_Exercise goal_. Copy out each line that has "praktiske" in it.

_Data supplied_.
— start —

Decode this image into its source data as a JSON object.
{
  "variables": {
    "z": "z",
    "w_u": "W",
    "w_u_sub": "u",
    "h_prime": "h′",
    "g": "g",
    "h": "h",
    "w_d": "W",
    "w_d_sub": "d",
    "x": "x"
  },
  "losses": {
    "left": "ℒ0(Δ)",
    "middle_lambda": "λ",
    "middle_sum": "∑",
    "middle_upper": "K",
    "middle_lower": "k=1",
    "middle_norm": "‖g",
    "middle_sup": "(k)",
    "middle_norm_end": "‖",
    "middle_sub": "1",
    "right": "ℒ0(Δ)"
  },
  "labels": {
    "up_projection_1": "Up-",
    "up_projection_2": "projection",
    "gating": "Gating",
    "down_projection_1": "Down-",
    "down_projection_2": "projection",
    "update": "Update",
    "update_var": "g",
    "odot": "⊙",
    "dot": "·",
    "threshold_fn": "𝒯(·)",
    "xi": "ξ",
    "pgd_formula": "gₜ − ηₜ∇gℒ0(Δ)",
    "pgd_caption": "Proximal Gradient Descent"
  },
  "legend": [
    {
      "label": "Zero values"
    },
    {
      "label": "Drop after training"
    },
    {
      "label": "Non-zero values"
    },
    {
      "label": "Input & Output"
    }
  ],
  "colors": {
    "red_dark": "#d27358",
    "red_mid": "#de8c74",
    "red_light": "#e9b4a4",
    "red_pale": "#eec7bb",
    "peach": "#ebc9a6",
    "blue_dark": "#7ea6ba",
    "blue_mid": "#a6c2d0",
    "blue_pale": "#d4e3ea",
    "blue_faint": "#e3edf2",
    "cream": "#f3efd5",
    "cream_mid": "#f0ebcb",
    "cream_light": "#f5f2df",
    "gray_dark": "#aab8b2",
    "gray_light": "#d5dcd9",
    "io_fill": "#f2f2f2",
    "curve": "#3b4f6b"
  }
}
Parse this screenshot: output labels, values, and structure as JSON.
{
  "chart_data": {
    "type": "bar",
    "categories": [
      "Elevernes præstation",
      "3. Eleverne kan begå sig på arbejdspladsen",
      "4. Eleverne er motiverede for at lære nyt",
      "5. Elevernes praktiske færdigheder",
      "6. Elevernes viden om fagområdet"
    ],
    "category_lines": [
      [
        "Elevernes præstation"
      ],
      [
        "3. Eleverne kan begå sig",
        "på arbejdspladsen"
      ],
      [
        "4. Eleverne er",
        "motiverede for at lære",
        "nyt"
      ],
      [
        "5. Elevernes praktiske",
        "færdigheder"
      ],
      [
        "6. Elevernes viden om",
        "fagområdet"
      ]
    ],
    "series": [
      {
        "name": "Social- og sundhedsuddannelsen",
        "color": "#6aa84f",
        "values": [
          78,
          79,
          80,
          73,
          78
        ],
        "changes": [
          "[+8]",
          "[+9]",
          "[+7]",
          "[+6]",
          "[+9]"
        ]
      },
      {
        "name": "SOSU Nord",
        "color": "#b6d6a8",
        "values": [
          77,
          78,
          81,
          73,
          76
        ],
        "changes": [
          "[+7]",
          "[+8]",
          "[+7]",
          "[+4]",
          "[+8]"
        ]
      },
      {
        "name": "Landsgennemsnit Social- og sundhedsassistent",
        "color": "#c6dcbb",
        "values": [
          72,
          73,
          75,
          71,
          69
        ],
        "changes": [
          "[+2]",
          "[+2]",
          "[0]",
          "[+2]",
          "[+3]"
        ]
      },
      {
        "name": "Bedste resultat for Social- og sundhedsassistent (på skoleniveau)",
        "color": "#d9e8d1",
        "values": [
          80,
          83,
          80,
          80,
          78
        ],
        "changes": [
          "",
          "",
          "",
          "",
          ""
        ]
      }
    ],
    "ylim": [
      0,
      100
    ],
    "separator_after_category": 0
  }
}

— end —

_Written solution_.
      "5. Elevernes praktiske færdigheder",
        "5. Elevernes praktiske",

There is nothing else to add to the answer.